◆ **Exercise directions**
Where a line holds "color", copy it.

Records
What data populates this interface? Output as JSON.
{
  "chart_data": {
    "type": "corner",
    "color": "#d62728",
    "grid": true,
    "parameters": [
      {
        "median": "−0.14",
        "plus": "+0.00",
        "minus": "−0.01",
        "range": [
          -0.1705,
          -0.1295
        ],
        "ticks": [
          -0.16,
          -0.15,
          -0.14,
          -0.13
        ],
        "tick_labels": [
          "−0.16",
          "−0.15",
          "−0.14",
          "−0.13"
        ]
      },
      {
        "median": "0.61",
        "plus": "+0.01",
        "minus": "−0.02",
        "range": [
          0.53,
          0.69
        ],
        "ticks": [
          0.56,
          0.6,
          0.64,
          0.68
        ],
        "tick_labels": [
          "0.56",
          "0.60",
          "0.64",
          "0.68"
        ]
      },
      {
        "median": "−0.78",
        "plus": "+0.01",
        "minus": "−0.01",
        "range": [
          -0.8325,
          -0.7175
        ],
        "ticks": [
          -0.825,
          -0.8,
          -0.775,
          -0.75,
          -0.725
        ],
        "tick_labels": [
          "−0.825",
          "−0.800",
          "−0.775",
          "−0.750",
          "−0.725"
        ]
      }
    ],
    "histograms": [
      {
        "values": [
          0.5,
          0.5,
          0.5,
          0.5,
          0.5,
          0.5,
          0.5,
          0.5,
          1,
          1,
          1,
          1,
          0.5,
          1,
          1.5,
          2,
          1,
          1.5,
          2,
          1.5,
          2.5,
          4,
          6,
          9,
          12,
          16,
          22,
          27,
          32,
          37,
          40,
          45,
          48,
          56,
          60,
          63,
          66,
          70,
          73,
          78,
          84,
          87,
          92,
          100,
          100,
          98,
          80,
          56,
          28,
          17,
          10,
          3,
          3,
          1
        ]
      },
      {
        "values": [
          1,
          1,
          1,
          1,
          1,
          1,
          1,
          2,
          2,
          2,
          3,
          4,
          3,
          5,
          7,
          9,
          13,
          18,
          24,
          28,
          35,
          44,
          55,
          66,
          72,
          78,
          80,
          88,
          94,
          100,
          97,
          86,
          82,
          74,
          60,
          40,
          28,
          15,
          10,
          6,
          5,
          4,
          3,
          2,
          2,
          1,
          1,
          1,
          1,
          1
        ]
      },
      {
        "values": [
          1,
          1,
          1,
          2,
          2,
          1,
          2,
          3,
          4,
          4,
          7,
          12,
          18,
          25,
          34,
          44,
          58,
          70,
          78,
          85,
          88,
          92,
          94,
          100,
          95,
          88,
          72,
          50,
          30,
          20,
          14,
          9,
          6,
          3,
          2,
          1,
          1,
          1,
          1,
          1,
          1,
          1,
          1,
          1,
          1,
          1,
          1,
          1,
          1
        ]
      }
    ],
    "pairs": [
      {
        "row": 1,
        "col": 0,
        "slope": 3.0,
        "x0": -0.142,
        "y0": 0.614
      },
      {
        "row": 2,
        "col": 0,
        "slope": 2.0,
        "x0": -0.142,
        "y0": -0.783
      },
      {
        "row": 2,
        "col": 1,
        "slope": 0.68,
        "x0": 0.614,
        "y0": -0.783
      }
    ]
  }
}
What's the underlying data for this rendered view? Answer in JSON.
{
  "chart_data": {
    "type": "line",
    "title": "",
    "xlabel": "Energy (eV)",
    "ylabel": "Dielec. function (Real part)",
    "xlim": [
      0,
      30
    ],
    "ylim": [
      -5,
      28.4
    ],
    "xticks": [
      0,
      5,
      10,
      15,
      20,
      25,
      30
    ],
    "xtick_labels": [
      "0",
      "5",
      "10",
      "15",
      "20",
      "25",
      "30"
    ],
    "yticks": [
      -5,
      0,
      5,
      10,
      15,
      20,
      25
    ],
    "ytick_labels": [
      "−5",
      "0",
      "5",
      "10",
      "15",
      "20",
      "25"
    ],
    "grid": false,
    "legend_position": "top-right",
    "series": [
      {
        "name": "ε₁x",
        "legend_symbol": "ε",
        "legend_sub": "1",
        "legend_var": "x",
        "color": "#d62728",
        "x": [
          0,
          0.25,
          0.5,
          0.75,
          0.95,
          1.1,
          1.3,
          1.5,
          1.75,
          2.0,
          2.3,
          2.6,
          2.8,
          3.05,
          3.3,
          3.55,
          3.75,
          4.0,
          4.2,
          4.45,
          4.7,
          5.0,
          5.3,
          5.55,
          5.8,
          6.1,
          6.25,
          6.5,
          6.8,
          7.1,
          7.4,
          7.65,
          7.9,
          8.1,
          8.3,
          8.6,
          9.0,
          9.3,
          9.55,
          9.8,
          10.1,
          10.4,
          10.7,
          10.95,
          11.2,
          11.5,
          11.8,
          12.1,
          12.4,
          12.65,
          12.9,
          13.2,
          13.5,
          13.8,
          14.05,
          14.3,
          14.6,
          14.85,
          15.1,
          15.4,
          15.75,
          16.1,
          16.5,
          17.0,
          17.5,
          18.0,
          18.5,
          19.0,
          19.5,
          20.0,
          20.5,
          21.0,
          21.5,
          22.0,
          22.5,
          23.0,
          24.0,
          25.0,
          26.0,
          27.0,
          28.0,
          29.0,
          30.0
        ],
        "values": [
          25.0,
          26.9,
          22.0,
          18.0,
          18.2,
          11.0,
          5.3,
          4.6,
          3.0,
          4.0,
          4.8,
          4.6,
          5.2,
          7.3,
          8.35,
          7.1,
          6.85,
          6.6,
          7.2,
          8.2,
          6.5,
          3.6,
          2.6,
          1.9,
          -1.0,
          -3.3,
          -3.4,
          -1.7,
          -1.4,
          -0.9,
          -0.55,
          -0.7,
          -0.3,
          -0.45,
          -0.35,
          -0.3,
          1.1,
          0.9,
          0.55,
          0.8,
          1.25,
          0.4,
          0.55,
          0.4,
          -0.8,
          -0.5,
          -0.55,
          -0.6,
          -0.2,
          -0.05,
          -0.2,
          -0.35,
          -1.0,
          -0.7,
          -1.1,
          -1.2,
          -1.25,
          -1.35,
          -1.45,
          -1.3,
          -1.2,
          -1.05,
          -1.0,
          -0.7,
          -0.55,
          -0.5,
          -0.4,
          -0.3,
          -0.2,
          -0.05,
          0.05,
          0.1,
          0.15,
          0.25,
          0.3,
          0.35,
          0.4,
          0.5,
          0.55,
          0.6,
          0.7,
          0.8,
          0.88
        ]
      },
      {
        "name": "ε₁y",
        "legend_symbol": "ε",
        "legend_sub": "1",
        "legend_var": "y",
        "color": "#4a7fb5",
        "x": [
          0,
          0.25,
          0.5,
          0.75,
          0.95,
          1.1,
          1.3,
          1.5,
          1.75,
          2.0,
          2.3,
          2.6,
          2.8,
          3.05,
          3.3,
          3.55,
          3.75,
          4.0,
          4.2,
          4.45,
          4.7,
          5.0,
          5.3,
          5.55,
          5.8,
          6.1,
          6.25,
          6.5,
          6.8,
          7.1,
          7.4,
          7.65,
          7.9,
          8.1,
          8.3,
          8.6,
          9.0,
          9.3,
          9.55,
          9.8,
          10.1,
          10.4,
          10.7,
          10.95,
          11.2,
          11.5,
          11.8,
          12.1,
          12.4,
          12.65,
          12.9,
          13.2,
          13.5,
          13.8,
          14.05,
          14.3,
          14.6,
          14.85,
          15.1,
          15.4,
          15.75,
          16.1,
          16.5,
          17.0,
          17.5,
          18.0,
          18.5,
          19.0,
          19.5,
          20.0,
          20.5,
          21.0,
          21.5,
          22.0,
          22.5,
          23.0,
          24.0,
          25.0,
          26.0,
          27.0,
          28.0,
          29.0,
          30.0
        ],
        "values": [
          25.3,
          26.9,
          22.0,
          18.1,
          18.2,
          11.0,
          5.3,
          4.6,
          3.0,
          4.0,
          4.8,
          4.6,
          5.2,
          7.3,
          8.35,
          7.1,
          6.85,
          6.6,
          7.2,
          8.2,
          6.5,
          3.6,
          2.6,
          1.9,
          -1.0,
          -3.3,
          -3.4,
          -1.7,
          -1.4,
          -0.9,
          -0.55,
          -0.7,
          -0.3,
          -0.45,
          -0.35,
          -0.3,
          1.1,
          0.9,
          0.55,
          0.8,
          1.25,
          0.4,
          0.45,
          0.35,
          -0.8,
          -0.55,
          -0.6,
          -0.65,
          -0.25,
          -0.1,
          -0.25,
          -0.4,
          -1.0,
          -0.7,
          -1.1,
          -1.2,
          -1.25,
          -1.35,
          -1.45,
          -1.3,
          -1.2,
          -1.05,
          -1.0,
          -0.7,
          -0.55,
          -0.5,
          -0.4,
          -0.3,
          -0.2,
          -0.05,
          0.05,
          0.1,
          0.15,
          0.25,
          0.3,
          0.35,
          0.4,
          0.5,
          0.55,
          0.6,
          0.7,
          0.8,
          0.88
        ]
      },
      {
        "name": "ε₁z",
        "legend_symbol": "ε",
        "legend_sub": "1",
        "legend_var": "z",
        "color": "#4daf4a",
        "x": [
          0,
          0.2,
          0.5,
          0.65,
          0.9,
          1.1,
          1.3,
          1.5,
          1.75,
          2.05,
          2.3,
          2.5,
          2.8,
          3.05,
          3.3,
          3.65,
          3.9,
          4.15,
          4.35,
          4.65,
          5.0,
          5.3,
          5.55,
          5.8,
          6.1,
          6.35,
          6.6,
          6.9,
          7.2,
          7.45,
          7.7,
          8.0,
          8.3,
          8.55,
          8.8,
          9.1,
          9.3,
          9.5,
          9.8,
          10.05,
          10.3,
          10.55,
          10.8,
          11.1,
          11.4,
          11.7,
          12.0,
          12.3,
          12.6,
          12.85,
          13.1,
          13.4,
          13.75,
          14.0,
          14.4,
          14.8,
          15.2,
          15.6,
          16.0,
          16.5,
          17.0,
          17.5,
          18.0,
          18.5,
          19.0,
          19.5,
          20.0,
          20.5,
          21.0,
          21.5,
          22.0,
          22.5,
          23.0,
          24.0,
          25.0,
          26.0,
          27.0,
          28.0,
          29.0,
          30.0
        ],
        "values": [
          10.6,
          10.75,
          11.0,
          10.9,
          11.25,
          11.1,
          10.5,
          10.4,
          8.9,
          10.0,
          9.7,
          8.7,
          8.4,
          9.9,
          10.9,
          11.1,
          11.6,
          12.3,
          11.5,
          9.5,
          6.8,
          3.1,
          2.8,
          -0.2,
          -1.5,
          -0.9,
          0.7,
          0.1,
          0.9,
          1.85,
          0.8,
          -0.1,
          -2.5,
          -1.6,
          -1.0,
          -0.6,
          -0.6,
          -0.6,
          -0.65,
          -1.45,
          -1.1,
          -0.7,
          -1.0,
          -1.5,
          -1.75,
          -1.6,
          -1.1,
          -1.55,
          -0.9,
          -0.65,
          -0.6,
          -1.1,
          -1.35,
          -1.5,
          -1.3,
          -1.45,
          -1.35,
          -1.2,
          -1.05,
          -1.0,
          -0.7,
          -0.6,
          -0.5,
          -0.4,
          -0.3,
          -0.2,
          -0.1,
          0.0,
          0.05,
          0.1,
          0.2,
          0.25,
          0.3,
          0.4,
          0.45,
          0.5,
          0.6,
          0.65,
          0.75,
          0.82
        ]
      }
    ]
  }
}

◆ **Task answer**
    "color": "#d62728",
        "color": "#d62728",
        "color": "#4a7fb5",
        "color": "#4daf4a",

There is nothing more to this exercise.